───── Dataset extract

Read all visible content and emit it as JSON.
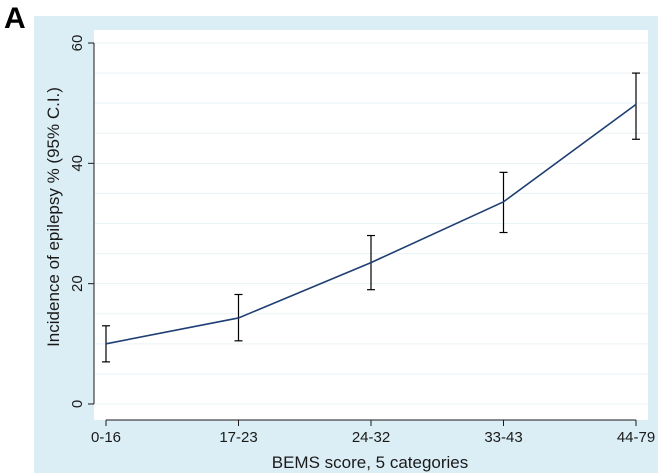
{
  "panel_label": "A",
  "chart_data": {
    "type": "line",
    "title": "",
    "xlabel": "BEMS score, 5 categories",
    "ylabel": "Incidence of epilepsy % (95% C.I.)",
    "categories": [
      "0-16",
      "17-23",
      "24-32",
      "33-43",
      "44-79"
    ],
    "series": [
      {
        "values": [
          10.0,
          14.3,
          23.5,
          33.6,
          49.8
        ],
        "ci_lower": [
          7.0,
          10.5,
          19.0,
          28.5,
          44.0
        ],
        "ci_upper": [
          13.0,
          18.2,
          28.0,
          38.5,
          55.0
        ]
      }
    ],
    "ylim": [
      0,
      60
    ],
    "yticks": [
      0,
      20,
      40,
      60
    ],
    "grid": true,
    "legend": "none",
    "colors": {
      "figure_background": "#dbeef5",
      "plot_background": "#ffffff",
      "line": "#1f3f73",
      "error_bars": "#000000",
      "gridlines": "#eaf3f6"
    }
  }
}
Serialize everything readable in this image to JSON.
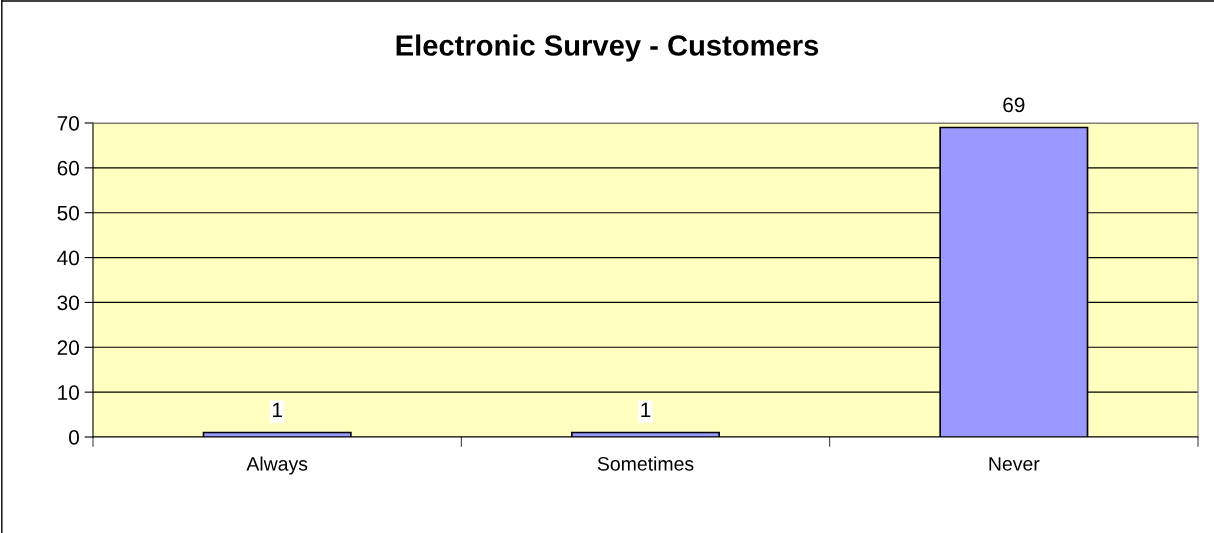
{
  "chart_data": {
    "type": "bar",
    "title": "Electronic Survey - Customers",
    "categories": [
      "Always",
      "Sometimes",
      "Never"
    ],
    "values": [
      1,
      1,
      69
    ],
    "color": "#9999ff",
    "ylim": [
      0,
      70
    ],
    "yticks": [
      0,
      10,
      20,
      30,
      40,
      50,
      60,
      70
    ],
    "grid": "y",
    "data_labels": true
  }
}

──────────

#### [Aim of the exercise]
How many lines in the records above contain the word "title"? Reply with the number alone.

#### [Response for this exercise]
2